„Die linken Milieus sind nicht verschwunden“

ThaaAm 22. September wird ein neuer Bundestag gewählt. Schenkt man den Wahlsonntags-Apologeten und ihren Umfragen Glauben, dann deutet derzeit alles auf einen erneuten Wahlsieg von Bundeskanzlerin Angela Merkel (CDU) hin. Im Gespräch mit 16vor sucht der Inhaber des Lehrstuhls für Politische Theorie und Ideengeschichte an der Universität Trier, Professor Winfried Thaa, nach möglichen Erklärungen, weshalb die linke Seite des Parteienspektrums bislang weder von der Bankenkrise noch von der Kapitalismuskritik profitieren konnte. „Der  Wähler kann eigentlich nicht erkennen, was eine rot-grüne Regierung grundsätzlich anders machen würde“, so Thaas Befund. Der Politikwissenschaftler hat derweil eine „Repolitisierung auf gesellschaftlicher Ebene“ ausgemacht, dies zeige sich in Trier unter anderem an den Protesten für den Erhalt des Theaters und gegen den Bau eines ECE-Einkaufscenters.

• _Unbearbeitete Auflistung_
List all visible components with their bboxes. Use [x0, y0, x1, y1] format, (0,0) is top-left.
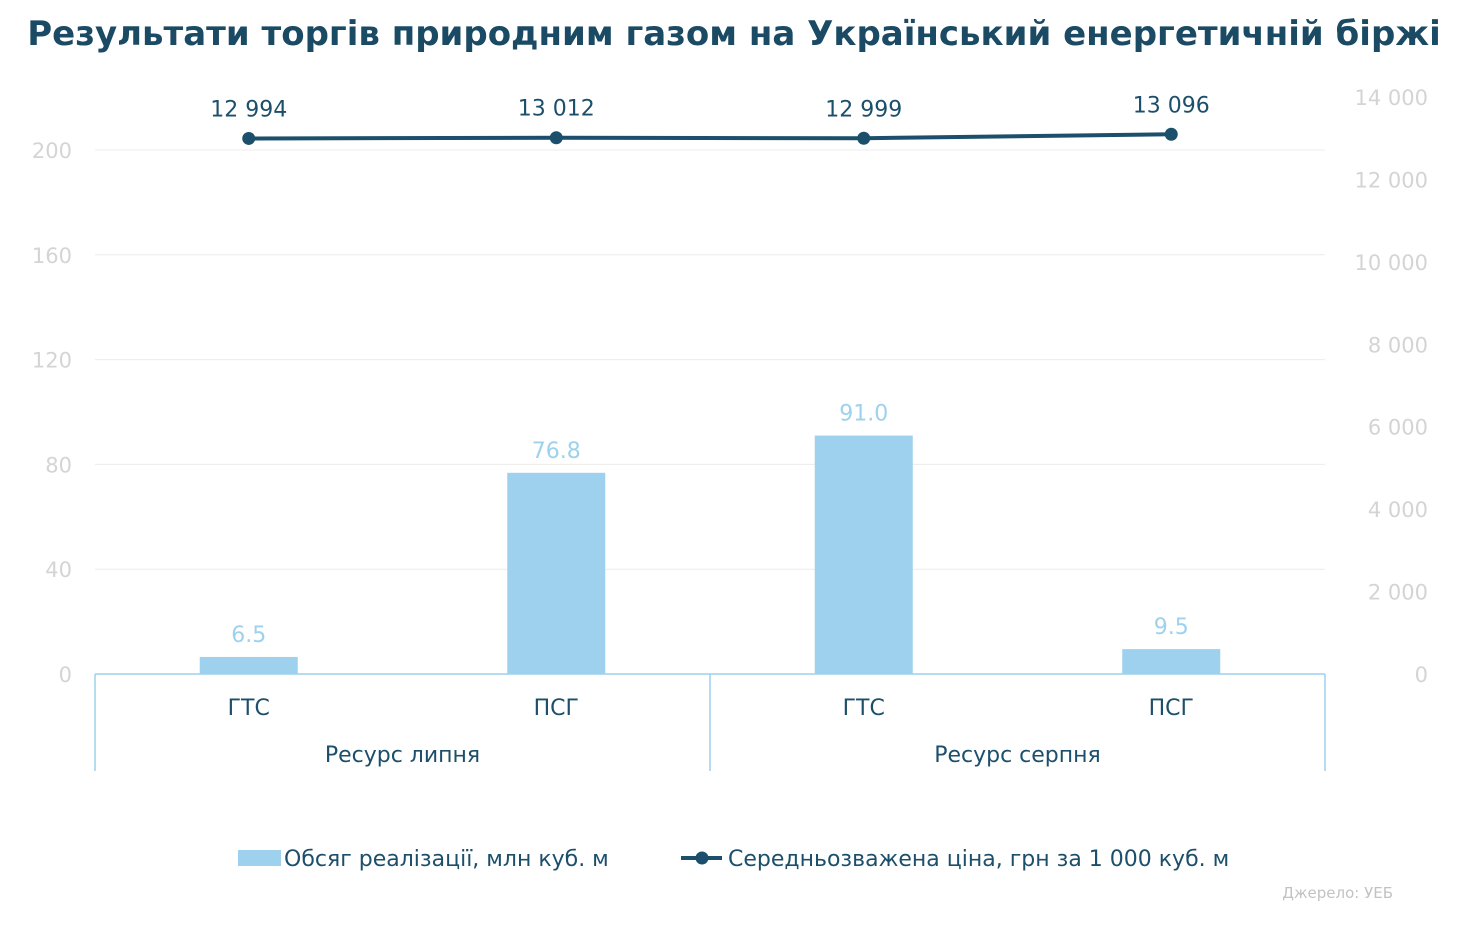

--

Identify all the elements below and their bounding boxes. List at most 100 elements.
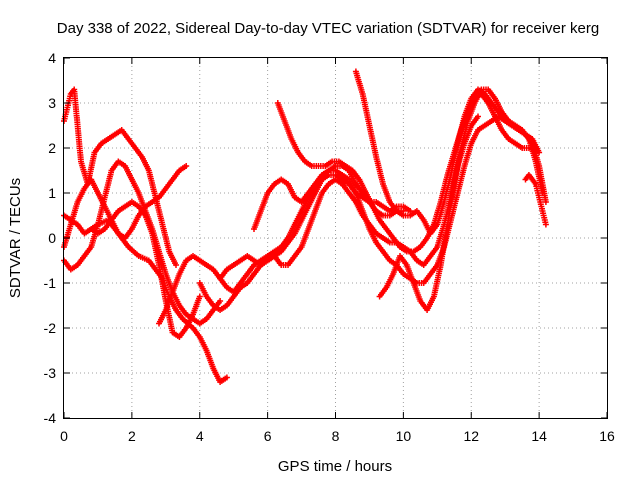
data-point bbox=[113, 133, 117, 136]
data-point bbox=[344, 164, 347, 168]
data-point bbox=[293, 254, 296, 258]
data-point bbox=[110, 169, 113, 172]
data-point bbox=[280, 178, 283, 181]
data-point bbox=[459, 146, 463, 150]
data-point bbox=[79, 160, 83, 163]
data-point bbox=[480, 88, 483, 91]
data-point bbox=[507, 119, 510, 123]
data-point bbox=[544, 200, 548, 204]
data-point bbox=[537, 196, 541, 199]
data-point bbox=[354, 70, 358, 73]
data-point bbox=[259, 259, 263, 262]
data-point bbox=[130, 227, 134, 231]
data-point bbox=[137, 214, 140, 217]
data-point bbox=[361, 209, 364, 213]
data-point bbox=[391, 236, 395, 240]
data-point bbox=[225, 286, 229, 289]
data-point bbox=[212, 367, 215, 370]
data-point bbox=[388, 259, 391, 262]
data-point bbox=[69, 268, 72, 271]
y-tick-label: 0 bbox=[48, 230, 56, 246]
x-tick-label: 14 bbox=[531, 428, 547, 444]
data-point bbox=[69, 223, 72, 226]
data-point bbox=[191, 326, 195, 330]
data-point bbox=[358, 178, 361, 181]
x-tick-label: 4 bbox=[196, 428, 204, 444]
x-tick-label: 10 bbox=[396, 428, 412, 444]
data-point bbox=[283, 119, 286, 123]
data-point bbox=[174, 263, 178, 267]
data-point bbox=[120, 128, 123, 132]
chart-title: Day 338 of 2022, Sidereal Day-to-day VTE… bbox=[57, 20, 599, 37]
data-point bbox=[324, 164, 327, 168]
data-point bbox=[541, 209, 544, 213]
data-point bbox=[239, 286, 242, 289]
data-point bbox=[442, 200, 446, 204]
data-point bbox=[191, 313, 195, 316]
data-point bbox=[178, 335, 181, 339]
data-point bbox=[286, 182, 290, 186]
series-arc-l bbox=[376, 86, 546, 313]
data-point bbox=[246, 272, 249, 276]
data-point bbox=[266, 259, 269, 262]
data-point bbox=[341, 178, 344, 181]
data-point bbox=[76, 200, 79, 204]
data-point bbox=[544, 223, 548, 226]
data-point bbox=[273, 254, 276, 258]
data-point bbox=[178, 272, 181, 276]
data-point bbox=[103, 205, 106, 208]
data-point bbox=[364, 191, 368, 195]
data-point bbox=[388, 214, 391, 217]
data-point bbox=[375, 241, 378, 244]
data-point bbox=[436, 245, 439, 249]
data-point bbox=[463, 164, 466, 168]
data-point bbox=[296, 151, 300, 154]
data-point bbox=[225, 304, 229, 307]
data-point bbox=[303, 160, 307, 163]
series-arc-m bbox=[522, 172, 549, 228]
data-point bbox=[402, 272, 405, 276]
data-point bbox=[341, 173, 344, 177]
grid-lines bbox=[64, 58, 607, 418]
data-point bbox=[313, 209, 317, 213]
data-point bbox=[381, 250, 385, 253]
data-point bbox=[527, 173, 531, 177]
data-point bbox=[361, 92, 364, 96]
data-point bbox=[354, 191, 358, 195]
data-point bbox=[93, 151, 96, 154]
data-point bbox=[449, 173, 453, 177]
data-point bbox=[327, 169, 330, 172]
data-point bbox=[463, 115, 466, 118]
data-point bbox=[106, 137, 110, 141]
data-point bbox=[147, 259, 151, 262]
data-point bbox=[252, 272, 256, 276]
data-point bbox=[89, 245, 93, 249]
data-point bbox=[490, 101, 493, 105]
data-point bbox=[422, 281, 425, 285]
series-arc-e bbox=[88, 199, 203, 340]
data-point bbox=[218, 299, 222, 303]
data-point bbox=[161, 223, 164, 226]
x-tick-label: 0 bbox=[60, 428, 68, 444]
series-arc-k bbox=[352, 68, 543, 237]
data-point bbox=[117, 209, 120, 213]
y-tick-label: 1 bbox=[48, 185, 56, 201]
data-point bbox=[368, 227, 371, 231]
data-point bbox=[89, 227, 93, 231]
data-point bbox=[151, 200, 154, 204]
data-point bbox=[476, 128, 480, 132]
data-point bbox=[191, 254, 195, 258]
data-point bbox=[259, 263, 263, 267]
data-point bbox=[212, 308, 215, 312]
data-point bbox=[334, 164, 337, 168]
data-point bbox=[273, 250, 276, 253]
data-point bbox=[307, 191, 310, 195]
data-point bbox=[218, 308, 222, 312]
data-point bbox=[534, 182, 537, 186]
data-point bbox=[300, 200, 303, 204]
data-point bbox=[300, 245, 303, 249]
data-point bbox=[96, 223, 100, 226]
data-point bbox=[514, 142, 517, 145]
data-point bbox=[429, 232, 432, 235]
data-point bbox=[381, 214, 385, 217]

• _Aufgaben zur Übung_
a) Entnimm dem vorliegenden Text die Stelle von „ThaaAm 22. September“ bis einschließlich „Bau eines ECE-Einkaufscenters.“ und gib sie wortgetreu wieder.
b) Fasse den Absatz des vorliegenden Textes mit den Worten „22. September wird ein neuer Bundestag gewählt“ als kurze Stichpunktliste zusammen und behalte dabei seine wichtigsten Fakten bei.

• _Ergebnisse je Aufgabe_
a)
ThaaAm 22. September wird ein neuer Bundestag gewählt. Schenkt man den Wahlsonntags-Apologeten und ihren Umfragen Glauben, dann deutet derzeit alles auf einen erneuten Wahlsieg von Bundeskanzlerin Angela Merkel (CDU) hin. Im Gespräch mit 16vor sucht der Inhaber des Lehrstuhls für Politische Theorie und Ideengeschichte an der Universität Trier, Professor Winfried Thaa, nach möglichen Erklärungen, weshalb die linke Seite des Parteienspektrums bislang weder von der Bankenkrise noch von der Kapitalismuskritik profitieren konnte. „Der  Wähler kann eigentlich nicht erkennen, was eine rot-grüne Regierung grundsätzlich anders machen würde“, so Thaas Befund. Der Politikwissenschaftler hat derweil eine „Repolitisierung auf gesellschaftlicher Ebene“ ausgemacht, dies zeige sich in Trier unter anderem an den Protesten für den Erhalt des Theaters und gegen den Bau eines ECE-Einkaufscenters.

b)
- Am 22. September wird ein neuer Bundestag gewählt. Umfragen deuten auf einen erneuten Wahlsieg von Bundeskanzlerin Angela Merkel (CDU) hin.
- Professor Winfried Thaa hat den Lehrstuhl für Politische Theorie und Ideengeschichte an der Universität Trier inne. Im Gespräch mit 16vor sucht er nach Erklärungen dafür, dass die linke Seite des Parteienspektrums bislang weder von der Bankenkrise noch von der Kapitalismuskritik profitieren konnte.
- Thaas Befund lautet, dass der Wähler nicht erkennen kann, was eine rot-grüne Regierung grundsätzlich anders machen würde.
- Er stellt eine „Repolitisierung auf gesellschaftlicher Ebene“ fest. In Trier zeigt sie sich unter anderem an Protesten für den Erhalt des Theaters und gegen den Bau eines ECE-Einkaufscenters.